◆ PROBLEM DETAILS
Spot each line that carries the word "Architektur"; copy those lines.

-- Start of EXERCISE DATA --

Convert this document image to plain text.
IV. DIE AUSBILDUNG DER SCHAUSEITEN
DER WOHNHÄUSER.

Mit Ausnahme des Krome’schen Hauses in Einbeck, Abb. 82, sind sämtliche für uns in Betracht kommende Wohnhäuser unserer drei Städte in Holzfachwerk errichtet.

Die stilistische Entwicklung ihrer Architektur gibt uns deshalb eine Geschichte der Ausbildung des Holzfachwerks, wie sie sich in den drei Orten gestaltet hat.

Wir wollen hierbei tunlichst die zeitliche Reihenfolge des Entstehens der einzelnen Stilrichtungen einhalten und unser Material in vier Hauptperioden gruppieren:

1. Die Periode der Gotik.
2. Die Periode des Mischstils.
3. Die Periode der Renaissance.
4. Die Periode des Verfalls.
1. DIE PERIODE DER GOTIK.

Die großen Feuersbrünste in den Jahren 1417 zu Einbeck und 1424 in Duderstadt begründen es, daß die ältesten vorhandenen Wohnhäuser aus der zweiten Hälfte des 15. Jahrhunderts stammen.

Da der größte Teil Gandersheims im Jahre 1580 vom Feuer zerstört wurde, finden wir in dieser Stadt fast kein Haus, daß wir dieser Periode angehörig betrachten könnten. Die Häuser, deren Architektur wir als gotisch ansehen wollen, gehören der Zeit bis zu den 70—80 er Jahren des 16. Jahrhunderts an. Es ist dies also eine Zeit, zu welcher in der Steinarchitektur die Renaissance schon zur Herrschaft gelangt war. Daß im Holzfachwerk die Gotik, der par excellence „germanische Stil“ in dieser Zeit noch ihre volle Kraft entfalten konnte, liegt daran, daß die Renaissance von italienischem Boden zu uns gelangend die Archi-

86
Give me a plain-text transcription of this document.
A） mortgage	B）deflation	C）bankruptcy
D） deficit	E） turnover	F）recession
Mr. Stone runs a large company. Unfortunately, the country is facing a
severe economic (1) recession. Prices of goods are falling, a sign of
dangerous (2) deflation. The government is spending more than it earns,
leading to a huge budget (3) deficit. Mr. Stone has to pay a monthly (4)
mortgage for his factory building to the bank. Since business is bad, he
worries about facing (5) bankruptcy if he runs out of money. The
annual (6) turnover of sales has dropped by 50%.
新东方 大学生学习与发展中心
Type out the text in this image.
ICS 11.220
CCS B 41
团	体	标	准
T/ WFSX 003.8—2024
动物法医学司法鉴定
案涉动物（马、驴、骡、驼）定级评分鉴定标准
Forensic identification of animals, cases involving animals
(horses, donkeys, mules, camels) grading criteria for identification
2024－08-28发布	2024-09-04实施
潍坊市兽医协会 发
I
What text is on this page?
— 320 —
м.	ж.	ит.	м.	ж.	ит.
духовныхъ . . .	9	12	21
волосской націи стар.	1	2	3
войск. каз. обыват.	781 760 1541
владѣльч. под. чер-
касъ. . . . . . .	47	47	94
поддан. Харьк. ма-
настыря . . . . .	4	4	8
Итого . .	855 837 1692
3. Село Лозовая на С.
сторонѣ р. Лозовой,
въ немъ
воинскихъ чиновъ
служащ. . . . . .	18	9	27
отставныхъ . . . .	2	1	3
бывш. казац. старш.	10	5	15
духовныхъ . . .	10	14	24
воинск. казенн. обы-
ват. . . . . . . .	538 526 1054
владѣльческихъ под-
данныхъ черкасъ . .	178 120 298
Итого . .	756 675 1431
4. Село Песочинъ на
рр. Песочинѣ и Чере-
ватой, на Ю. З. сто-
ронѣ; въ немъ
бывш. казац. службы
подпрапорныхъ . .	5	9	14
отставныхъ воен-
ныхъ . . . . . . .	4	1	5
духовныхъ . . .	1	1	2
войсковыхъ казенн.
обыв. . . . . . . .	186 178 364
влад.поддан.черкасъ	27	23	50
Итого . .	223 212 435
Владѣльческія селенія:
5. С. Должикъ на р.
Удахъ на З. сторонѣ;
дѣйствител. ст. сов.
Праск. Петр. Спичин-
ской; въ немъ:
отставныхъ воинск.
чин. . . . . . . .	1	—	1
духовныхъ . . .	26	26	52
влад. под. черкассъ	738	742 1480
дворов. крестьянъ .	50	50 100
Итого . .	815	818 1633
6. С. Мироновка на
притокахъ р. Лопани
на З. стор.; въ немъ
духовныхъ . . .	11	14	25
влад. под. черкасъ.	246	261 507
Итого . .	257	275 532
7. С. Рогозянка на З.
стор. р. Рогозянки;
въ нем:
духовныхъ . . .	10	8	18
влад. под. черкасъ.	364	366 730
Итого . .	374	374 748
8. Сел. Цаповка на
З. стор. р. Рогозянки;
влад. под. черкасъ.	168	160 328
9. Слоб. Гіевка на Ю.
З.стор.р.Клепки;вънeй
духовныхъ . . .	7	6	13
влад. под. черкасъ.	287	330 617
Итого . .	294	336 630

-- End of EXERCISE DATA --

◆ EXERCISE ANSWER
Die stilistische Entwicklung ihrer Architektur gibt uns deshalb eine Geschichte der Ausbildung des Holzfachwerks, wie sie sich in den drei Orten gestaltet hat.
Da der größte Teil Gandersheims im Jahre 1580 vom Feuer zerstört wurde, finden wir in dieser Stadt fast kein Haus, daß wir dieser Periode angehörig betrachten könnten. Die Häuser, deren Architektur wir als gotisch ansehen wollen, gehören der Zeit bis zu den 70—80 er Jahren des 16. Jahrhunderts an. Es ist dies also eine Zeit, zu welcher in der Steinarchitektur die Renaissance schon zur Herrschaft gelangt war. Daß im Holzfachwerk die Gotik, der par excellence „germanische Stil“ in dieser Zeit noch ihre volle Kraft entfalten konnte, liegt daran, daß die Renaissance von italienischem Boden zu uns gelangend die Archi-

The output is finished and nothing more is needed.